Metamorphoses 6: Horror stories

A blog about teaching Ovid’s Metamorphoses in a classical mythology course

Metamorphoses 6: Horror stories
Ursula’s Garden, from Disney’s Little Mermaid (1989)

A blog about teaching Ovid’s Metamorphoses in a classical mythology course

In preparing to teach this mythology class, I leafed through a copy of Ted Hughes’ Tales From Ovid. I was struck as I read it by how much Ted Hughes’ version of the Metamorphoses resembled a horror movie. The growing dread in the pit of your stomach, the inability to look away, yelling “Don’t go in there!” at the book — Ovid’s myths may have ended up in children’s books, but they might be more at home in horror movies. The distinction between fantasy and horror is a matter of style, and context: Harry Potter and co. have a great time drinking Polyjuice Potion and transforming into other people until Hermione accidentally turns herself half-cat, or until a trusted teacher is revealed to be a psychotic killer.

Challenges =
a) In the Ovid blog post, what book did the writer leaf through while getting ready to teach the mythology class?
b) Pick up the Ovid blog post after its last sentence and keep it going.
The listing after this point comes from a different source than the Ovid blog post.

Dataset content =
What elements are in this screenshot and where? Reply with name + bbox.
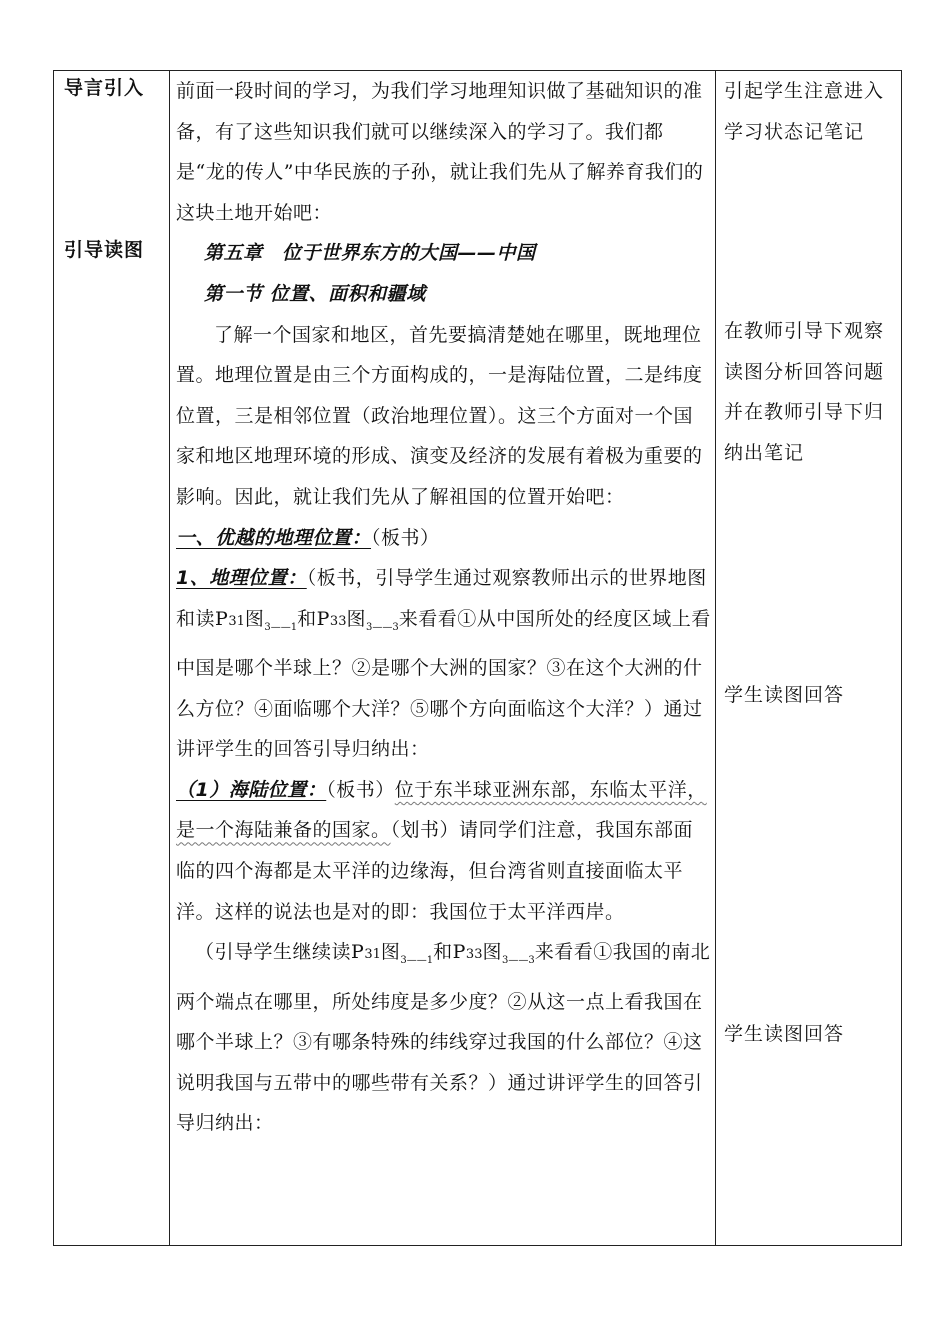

Final answers =
a) A copy of Ted Hughes' Tales From Ovid.

b)
I have always hated horror movies, and horror in movies. The first time I saw a movie in a theater, it was The Little Mermaid in 1989, and I didn’t make it past the shark. Now, it is the poor unfortunate souls in Ursula’s garden that remind me of Ovid’s Metamorphoses. They represent the metamorphosed mermaids who cut deals with Ursula in the past, and who foreshadow the fate of Ariel in the movie. I’d never thought of the metamorphosis from mermaid to human as particularly violent or grotesque until I read Daniel Ortberg’s gruesome version of the fairy tale in Merry Spinster: Tales of Everyday Horror.

I have managed to get through the spectacular Get Out and the truly disturbing Sorry to Bother You recently, and both feature metamorphoses. Both are also simultaneously comedies as well as horror movies, and the same might be said in Ovid. As in Ovid’s poem, one particularly horrifying feature of these transformations is the retention of one’s consciousness in a new body: as the world treats you differently, as prey or as a monster or whatever the case may be (no spoilers), you are painfully aware and can do nothing. Even in the surreal, fantastical world of the movie or poem, as unbelievable things happen, this psychological element of feeling a lack of control is inescapably relatable.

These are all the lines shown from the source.